__WRITTEN EXERCISE__. Each record must be reproduced exactly as it is shown.

Part of a data file:
┌────────
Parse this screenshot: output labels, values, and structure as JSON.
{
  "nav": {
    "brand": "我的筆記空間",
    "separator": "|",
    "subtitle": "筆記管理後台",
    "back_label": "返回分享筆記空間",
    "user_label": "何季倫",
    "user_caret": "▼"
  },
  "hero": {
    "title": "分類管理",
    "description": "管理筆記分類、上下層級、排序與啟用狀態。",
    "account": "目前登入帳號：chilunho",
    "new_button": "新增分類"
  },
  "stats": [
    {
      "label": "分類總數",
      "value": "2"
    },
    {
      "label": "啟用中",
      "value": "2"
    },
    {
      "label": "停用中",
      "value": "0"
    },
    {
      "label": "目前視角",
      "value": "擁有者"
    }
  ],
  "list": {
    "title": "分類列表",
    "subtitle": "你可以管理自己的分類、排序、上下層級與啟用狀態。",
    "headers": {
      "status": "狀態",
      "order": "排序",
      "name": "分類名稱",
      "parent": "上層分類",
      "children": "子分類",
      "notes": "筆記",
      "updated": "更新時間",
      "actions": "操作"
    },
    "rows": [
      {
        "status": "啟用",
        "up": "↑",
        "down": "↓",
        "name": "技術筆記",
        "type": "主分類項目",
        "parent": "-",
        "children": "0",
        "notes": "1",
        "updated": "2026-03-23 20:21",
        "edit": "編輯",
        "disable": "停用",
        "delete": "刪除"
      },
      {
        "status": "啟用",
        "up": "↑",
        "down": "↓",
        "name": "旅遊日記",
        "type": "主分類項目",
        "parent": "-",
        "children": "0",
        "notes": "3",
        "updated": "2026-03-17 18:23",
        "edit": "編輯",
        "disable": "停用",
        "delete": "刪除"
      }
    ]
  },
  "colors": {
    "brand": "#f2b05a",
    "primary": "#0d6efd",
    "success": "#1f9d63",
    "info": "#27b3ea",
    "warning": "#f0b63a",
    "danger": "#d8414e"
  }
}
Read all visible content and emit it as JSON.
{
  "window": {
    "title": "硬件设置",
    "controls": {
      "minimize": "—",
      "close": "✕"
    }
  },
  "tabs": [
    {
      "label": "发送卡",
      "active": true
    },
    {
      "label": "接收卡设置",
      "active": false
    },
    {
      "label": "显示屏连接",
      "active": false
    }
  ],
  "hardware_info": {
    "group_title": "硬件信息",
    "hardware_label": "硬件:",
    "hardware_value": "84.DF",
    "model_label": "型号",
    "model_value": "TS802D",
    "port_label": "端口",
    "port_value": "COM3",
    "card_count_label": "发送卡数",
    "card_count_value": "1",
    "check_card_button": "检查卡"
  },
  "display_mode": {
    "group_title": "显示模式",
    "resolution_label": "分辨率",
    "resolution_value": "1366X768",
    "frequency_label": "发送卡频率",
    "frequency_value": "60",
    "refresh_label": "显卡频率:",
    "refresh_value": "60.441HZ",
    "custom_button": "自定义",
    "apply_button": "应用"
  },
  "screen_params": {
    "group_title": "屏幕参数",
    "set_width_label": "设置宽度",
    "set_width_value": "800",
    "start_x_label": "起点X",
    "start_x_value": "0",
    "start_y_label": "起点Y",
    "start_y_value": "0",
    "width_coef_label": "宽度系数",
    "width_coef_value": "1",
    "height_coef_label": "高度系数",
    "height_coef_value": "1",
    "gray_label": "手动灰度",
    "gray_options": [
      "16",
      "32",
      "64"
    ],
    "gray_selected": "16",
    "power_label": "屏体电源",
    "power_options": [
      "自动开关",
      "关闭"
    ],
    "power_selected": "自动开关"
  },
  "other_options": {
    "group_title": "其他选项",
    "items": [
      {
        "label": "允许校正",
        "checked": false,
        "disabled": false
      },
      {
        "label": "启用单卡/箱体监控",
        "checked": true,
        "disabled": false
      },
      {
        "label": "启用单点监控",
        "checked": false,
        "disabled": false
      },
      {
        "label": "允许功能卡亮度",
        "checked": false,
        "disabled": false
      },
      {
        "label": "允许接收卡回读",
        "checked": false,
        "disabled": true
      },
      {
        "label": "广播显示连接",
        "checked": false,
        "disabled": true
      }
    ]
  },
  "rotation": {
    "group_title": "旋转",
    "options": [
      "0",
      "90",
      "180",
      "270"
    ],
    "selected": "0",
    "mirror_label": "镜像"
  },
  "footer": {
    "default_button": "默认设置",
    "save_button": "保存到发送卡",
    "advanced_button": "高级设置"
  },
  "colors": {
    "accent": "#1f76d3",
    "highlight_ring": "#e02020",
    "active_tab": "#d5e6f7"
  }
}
└────────
__CORRECT RESULT__.
Parse this screenshot: output labels, values, and structure as JSON.
{
  "nav": {
    "brand": "我的筆記空間",
    "separator": "|",
    "subtitle": "筆記管理後台",
    "back_label": "返回分享筆記空間",
    "user_label": "何季倫",
    "user_caret": "▼"
  },
  "hero": {
    "title": "分類管理",
    "description": "管理筆記分類、上下層級、排序與啟用狀態。",
    "account": "目前登入帳號：chilunho",
    "new_button": "新增分類"
  },
  "stats": [
    {
      "label": "分類總數",
      "value": "2"
    },
    {
      "label": "啟用中",
      "value": "2"
    },
    {
      "label": "停用中",
      "value": "0"
    },
    {
      "label": "目前視角",
      "value": "擁有者"
    }
  ],
  "list": {
    "title": "分類列表",
    "subtitle": "你可以管理自己的分類、排序、上下層級與啟用狀態。",
    "headers": {
      "status": "狀態",
      "order": "排序",
      "name": "分類名稱",
      "parent": "上層分類",
      "children": "子分類",
      "notes": "筆記",
      "updated": "更新時間",
      "actions": "操作"
    },
    "rows": [
      {
        "status": "啟用",
        "up": "↑",
        "down": "↓",
        "name": "技術筆記",
        "type": "主分類項目",
        "parent": "-",
        "children": "0",
        "notes": "1",
        "updated": "2026-03-23 20:21",
        "edit": "編輯",
        "disable": "停用",
        "delete": "刪除"
      },
      {
        "status": "啟用",
        "up": "↑",
        "down": "↓",
        "name": "旅遊日記",
        "type": "主分類項目",
        "parent": "-",
        "children": "0",
        "notes": "3",
        "updated": "2026-03-17 18:23",
        "edit": "編輯",
        "disable": "停用",
        "delete": "刪除"
      }
    ]
  },
  "colors": {
    "brand": "#f2b05a",
    "primary": "#0d6efd",
    "success": "#1f9d63",
    "info": "#27b3ea",
    "warning": "#f0b63a",
    "danger": "#d8414e"
  }
}
Read all visible content and emit it as JSON.
{
  "window": {
    "title": "硬件设置",
    "controls": {
      "minimize": "—",
      "close": "✕"
    }
  },
  "tabs": [
    {
      "label": "发送卡",
      "active": true
    },
    {
      "label": "接收卡设置",
      "active": false
    },
    {
      "label": "显示屏连接",
      "active": false
    }
  ],
  "hardware_info": {
    "group_title": "硬件信息",
    "hardware_label": "硬件:",
    "hardware_value": "84.DF",
    "model_label": "型号",
    "model_value": "TS802D",
    "port_label": "端口",
    "port_value": "COM3",
    "card_count_label": "发送卡数",
    "card_count_value": "1",
    "check_card_button": "检查卡"
  },
  "display_mode": {
    "group_title": "显示模式",
    "resolution_label": "分辨率",
    "resolution_value": "1366X768",
    "frequency_label": "发送卡频率",
    "frequency_value": "60",
    "refresh_label": "显卡频率:",
    "refresh_value": "60.441HZ",
    "custom_button": "自定义",
    "apply_button": "应用"
  },
  "screen_params": {
    "group_title": "屏幕参数",
    "set_width_label": "设置宽度",
    "set_width_value": "800",
    "start_x_label": "起点X",
    "start_x_value": "0",
    "start_y_label": "起点Y",
    "start_y_value": "0",
    "width_coef_label": "宽度系数",
    "width_coef_value": "1",
    "height_coef_label": "高度系数",
    "height_coef_value": "1",
    "gray_label": "手动灰度",
    "gray_options": [
      "16",
      "32",
      "64"
    ],
    "gray_selected": "16",
    "power_label": "屏体电源",
    "power_options": [
      "自动开关",
      "关闭"
    ],
    "power_selected": "自动开关"
  },
  "other_options": {
    "group_title": "其他选项",
    "items": [
      {
        "label": "允许校正",
        "checked": false,
        "disabled": false
      },
      {
        "label": "启用单卡/箱体监控",
        "checked": true,
        "disabled": false
      },
      {
        "label": "启用单点监控",
        "checked": false,
        "disabled": false
      },
      {
        "label": "允许功能卡亮度",
        "checked": false,
        "disabled": false
      },
      {
        "label": "允许接收卡回读",
        "checked": false,
        "disabled": true
      },
      {
        "label": "广播显示连接",
        "checked": false,
        "disabled": true
      }
    ]
  },
  "rotation": {
    "group_title": "旋转",
    "options": [
      "0",
      "90",
      "180",
      "270"
    ],
    "selected": "0",
    "mirror_label": "镜像"
  },
  "footer": {
    "default_button": "默认设置",
    "save_button": "保存到发送卡",
    "advanced_button": "高级设置"
  },
  "colors": {
    "accent": "#1f76d3",
    "highlight_ring": "#e02020",
    "active_tab": "#d5e6f7"
  }
}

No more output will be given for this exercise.